= REQUIREMENT =
Copy the listing from the line with "cell-r6c1: 1 <box>45 230 78 263</box>" down to the line with "cell-r9c3[interactable] <box>111 329", substituting "clickable" for every "interactable" and leaving everything else as it is. Give only those lines.

= AVAILABLE DATA =
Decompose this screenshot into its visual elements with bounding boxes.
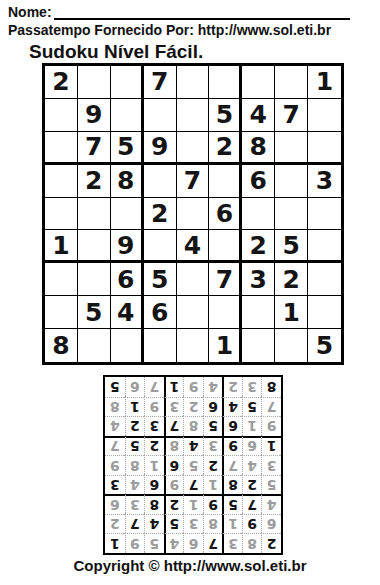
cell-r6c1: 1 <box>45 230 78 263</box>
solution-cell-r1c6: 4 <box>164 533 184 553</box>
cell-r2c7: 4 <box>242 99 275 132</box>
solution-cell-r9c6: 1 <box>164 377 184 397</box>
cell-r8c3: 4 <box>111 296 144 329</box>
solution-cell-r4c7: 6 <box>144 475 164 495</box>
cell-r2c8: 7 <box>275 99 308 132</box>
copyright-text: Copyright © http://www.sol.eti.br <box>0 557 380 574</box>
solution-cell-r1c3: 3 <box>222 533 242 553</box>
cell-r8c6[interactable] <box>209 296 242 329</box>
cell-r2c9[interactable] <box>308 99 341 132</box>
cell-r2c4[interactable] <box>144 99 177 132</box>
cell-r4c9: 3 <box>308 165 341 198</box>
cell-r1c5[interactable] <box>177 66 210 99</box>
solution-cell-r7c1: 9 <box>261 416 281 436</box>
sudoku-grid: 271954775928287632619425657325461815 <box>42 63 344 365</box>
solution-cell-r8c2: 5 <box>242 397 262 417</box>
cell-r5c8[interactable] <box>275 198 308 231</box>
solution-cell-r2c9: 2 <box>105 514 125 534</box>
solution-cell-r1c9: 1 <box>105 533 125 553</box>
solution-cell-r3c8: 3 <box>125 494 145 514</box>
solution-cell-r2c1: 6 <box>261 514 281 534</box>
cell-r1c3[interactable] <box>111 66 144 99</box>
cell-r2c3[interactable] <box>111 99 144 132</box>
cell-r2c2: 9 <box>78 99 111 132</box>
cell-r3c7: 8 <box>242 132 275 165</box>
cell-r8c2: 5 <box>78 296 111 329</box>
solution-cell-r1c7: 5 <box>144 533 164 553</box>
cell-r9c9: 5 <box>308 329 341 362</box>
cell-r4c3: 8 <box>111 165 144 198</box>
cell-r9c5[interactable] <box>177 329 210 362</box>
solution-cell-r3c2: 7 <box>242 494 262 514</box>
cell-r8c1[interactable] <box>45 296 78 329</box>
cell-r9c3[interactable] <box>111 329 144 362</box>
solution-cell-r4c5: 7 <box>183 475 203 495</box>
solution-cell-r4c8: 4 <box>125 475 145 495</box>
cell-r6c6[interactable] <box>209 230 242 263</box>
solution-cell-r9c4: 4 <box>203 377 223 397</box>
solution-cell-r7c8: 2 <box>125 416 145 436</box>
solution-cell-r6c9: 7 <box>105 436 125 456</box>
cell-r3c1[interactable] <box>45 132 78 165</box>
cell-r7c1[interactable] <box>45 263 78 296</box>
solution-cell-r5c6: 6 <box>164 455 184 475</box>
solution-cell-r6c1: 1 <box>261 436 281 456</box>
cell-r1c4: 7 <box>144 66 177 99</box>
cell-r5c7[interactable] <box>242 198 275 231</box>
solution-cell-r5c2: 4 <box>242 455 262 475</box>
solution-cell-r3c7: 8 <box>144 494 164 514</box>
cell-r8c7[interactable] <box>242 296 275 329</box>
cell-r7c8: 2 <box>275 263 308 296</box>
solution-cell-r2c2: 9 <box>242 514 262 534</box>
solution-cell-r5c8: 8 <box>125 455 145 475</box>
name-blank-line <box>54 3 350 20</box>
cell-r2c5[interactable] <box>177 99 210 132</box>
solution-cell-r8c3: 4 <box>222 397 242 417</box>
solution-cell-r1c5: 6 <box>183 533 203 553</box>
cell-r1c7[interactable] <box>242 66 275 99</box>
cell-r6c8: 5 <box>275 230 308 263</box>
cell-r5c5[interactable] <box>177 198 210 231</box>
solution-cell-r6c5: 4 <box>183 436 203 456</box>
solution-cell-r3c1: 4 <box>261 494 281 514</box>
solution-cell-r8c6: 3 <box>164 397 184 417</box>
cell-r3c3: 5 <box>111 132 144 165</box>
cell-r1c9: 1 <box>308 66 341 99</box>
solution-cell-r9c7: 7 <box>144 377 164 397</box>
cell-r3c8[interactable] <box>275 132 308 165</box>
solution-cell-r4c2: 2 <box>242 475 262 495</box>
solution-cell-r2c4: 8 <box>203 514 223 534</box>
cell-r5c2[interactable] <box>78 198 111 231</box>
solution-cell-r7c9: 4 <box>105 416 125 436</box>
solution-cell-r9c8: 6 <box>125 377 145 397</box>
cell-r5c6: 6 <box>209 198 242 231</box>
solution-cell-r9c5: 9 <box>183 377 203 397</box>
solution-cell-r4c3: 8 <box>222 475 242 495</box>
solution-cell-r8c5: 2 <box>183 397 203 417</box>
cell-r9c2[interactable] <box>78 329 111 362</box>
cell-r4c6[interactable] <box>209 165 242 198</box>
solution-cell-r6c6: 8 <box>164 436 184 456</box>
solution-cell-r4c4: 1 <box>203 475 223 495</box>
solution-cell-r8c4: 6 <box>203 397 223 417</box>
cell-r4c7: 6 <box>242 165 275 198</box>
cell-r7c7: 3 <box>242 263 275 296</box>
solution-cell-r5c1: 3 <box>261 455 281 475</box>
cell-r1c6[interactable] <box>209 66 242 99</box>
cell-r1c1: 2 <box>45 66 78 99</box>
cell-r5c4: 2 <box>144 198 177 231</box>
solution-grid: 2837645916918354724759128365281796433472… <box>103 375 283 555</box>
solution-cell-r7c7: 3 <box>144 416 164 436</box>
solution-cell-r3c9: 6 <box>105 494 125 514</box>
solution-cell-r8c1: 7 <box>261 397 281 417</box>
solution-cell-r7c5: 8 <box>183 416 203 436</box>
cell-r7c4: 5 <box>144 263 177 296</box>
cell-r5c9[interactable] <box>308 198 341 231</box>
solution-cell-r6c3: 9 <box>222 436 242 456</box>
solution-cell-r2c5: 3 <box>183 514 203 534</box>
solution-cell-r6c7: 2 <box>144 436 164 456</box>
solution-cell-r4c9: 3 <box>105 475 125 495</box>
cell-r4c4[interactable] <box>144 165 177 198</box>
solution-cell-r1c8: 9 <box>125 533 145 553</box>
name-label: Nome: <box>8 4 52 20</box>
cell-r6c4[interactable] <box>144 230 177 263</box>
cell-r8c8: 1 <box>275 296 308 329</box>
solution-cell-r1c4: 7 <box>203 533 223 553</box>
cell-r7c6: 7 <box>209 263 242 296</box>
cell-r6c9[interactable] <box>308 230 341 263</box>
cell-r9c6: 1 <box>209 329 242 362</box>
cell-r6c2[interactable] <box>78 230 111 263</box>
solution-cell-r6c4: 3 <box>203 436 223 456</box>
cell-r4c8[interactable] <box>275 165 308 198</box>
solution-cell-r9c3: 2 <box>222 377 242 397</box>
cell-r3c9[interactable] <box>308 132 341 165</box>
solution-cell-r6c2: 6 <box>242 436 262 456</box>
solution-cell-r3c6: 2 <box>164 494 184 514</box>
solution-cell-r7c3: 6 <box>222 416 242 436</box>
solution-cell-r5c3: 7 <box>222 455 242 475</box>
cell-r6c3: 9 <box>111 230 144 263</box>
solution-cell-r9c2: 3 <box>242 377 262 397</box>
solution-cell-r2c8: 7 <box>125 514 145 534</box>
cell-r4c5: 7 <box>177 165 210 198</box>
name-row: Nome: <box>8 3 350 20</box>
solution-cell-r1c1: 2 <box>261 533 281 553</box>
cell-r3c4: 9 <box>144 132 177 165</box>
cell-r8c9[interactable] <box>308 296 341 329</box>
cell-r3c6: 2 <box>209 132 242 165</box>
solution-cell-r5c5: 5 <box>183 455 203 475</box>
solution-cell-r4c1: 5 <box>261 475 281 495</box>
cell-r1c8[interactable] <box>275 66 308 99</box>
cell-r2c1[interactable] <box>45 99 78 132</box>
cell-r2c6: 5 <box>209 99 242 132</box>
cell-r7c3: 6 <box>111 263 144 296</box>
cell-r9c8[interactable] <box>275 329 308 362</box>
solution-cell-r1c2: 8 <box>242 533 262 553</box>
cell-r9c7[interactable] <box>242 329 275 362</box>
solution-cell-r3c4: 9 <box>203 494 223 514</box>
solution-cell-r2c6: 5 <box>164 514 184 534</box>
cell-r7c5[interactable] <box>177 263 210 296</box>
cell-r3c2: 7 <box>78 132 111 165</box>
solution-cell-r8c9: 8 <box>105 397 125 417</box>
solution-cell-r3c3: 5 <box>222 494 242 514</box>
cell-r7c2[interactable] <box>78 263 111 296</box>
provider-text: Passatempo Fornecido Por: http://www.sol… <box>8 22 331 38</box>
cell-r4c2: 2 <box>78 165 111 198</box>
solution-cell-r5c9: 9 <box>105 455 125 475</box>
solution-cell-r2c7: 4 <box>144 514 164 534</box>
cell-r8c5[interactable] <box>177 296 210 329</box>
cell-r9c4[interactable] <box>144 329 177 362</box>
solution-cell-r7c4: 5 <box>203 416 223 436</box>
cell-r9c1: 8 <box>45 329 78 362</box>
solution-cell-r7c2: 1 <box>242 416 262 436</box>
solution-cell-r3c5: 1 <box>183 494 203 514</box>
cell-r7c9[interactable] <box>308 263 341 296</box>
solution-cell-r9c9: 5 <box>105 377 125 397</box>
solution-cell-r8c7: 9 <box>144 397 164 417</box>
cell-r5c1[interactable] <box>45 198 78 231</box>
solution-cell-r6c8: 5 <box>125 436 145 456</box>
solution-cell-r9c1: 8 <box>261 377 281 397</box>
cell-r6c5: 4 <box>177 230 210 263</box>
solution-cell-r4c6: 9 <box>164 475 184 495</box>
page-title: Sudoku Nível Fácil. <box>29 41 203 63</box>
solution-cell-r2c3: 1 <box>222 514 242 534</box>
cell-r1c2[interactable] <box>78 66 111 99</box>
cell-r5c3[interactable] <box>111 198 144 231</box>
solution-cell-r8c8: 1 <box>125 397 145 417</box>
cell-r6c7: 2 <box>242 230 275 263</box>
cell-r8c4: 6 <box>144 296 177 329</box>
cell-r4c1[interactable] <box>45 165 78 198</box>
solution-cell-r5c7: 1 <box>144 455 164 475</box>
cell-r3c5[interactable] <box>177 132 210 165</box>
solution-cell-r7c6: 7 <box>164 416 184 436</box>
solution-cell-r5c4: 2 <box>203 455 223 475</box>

= RESULT OF THE EXERCISE =
cell-r6c1: 1 <box>45 230 78 263</box>
solution-cell-r1c6: 4 <box>164 533 184 553</box>
cell-r2c7: 4 <box>242 99 275 132</box>
solution-cell-r9c6: 1 <box>164 377 184 397</box>
cell-r8c3: 4 <box>111 296 144 329</box>
solution-cell-r4c7: 6 <box>144 475 164 495</box>
cell-r2c8: 7 <box>275 99 308 132</box>
copyright-text: Copyright © http://www.sol.eti.br <box>0 557 380 574</box>
solution-cell-r1c3: 3 <box>222 533 242 553</box>
cell-r8c6[clickable] <box>209 296 242 329</box>
cell-r2c9[clickable] <box>308 99 341 132</box>
cell-r2c4[clickable] <box>144 99 177 132</box>
cell-r4c9: 3 <box>308 165 341 198</box>
cell-r1c5[clickable] <box>177 66 210 99</box>
solution-cell-r7c1: 9 <box>261 416 281 436</box>
sudoku-grid: 271954775928287632619425657325461815 <box>42 63 344 365</box>
solution-cell-r8c2: 5 <box>242 397 262 417</box>
cell-r5c8[clickable] <box>275 198 308 231</box>
solution-cell-r2c9: 2 <box>105 514 125 534</box>
solution-cell-r1c9: 1 <box>105 533 125 553</box>
solution-cell-r3c8: 3 <box>125 494 145 514</box>
solution-cell-r2c1: 6 <box>261 514 281 534</box>
cell-r1c3[clickable] <box>111 66 144 99</box>
cell-r2c3[clickable] <box>111 99 144 132</box>
cell-r2c2: 9 <box>78 99 111 132</box>
cell-r3c7: 8 <box>242 132 275 165</box>
cell-r8c2: 5 <box>78 296 111 329</box>
solution-cell-r1c7: 5 <box>144 533 164 553</box>
cell-r9c9: 5 <box>308 329 341 362</box>
cell-r4c3: 8 <box>111 165 144 198</box>
cell-r9c5[clickable] <box>177 329 210 362</box>
solution-cell-r3c2: 7 <box>242 494 262 514</box>
cell-r8c1[clickable] <box>45 296 78 329</box>
cell-r9c3[clickable] <box>111 329 144 362</box>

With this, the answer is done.